## WORK INSTRUCTIONS:
Provide an exact transcription of all the records.

(Extracted data entries)
=======

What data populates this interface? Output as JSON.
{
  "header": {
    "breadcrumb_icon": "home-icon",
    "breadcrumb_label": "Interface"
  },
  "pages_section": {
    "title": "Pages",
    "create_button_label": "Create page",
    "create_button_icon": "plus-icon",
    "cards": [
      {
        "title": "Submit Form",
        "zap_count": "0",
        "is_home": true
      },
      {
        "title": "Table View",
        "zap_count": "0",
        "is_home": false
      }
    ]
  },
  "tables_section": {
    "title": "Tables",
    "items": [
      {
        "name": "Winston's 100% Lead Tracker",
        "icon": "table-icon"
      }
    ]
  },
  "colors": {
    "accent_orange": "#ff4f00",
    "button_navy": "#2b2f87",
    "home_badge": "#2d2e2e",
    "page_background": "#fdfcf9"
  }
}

=======

## TASK SOLUTION:
What data populates this interface? Output as JSON.
{
  "header": {
    "breadcrumb_icon": "home-icon",
    "breadcrumb_label": "Interface"
  },
  "pages_section": {
    "title": "Pages",
    "create_button_label": "Create page",
    "create_button_icon": "plus-icon",
    "cards": [
      {
        "title": "Submit Form",
        "zap_count": "0",
        "is_home": true
      },
      {
        "title": "Table View",
        "zap_count": "0",
        "is_home": false
      }
    ]
  },
  "tables_section": {
    "title": "Tables",
    "items": [
      {
        "name": "Winston's 100% Lead Tracker",
        "icon": "table-icon"
      }
    ]
  },
  "colors": {
    "accent_orange": "#ff4f00",
    "button_navy": "#2b2f87",
    "home_badge": "#2d2e2e",
    "page_background": "#fdfcf9"
  }
}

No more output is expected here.